» Record list:
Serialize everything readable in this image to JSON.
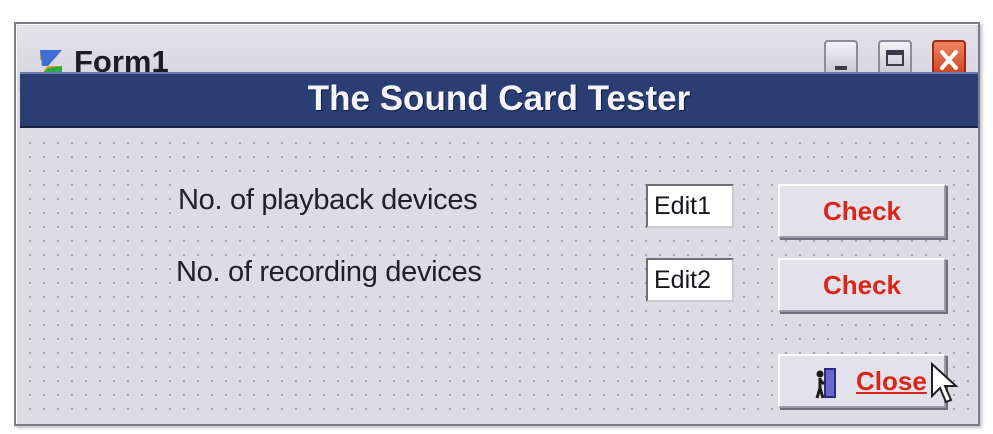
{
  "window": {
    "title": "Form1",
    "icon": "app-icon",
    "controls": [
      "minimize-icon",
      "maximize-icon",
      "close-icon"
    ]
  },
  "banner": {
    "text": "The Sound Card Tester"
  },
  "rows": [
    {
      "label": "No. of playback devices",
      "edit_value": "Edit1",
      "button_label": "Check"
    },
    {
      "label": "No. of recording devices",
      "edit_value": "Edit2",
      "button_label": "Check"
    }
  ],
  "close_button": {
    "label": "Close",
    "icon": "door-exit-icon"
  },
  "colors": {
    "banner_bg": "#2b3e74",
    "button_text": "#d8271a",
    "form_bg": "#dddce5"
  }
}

» Exercise aim:
List each line in the listing that contains the string "icon".

» Solution:
    "icon": "app-icon",
      "minimize-icon",
      "maximize-icon",
      "close-icon"
    "icon": "door-exit-icon"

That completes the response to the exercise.